* BEGIN Dataset extract *

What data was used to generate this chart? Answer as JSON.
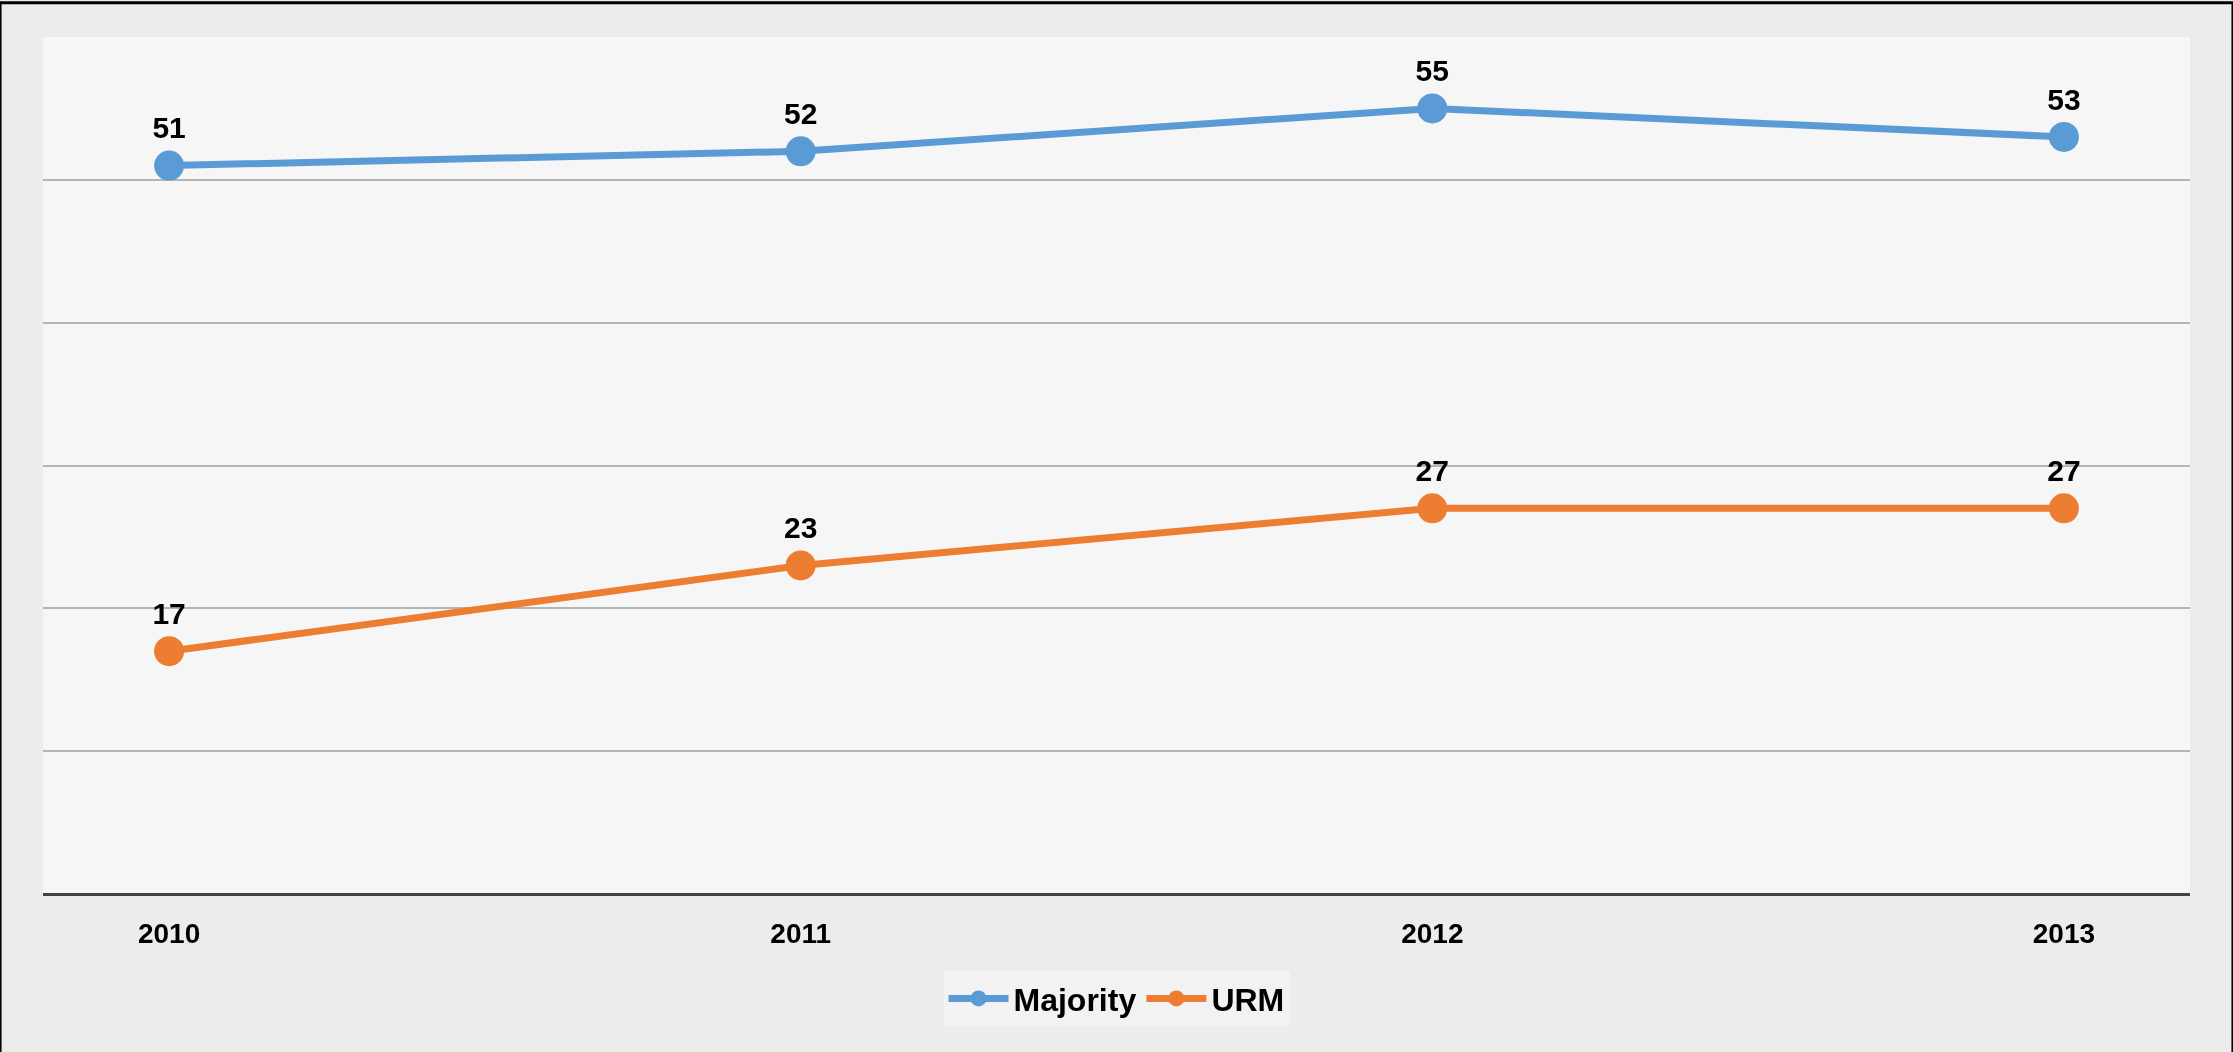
{
  "chart_data": {
    "type": "line",
    "categories": [
      "2010",
      "2011",
      "2012",
      "2013"
    ],
    "series": [
      {
        "name": "Majority",
        "color": "#5b9bd5",
        "values": [
          51,
          52,
          55,
          53
        ]
      },
      {
        "name": "URM",
        "color": "#ed7d31",
        "values": [
          17,
          23,
          27,
          27
        ]
      }
    ],
    "ylim": [
      0,
      60
    ],
    "yticks": [
      {
        "value": 0,
        "label": null
      },
      {
        "value": 10,
        "label": null
      },
      {
        "value": 20,
        "label": null
      },
      {
        "value": 30,
        "label": null
      },
      {
        "value": 40,
        "label": null
      },
      {
        "value": 50,
        "label": null
      },
      {
        "value": 60,
        "label": null
      }
    ],
    "tick_labels": "x",
    "grid": "y",
    "legend": "bottom",
    "marker": "circle",
    "line_style": "solid",
    "data_labels": true
  }
}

* END Dataset extract *

Exercise details:
Quote the entries above word for word. Leave the images out.

Solution for this task:
What data was used to generate this chart? Answer as JSON.
{
  "chart_data": {
    "type": "line",
    "categories": [
      "2010",
      "2011",
      "2012",
      "2013"
    ],
    "series": [
      {
        "name": "Majority",
        "color": "#5b9bd5",
        "values": [
          51,
          52,
          55,
          53
        ]
      },
      {
        "name": "URM",
        "color": "#ed7d31",
        "values": [
          17,
          23,
          27,
          27
        ]
      }
    ],
    "ylim": [
      0,
      60
    ],
    "yticks": [
      {
        "value": 0,
        "label": null
      },
      {
        "value": 10,
        "label": null
      },
      {
        "value": 20,
        "label": null
      },
      {
        "value": 30,
        "label": null
      },
      {
        "value": 40,
        "label": null
      },
      {
        "value": 50,
        "label": null
      },
      {
        "value": 60,
        "label": null
      }
    ],
    "tick_labels": "x",
    "grid": "y",
    "legend": "bottom",
    "marker": "circle",
    "line_style": "solid",
    "data_labels": true
  }
}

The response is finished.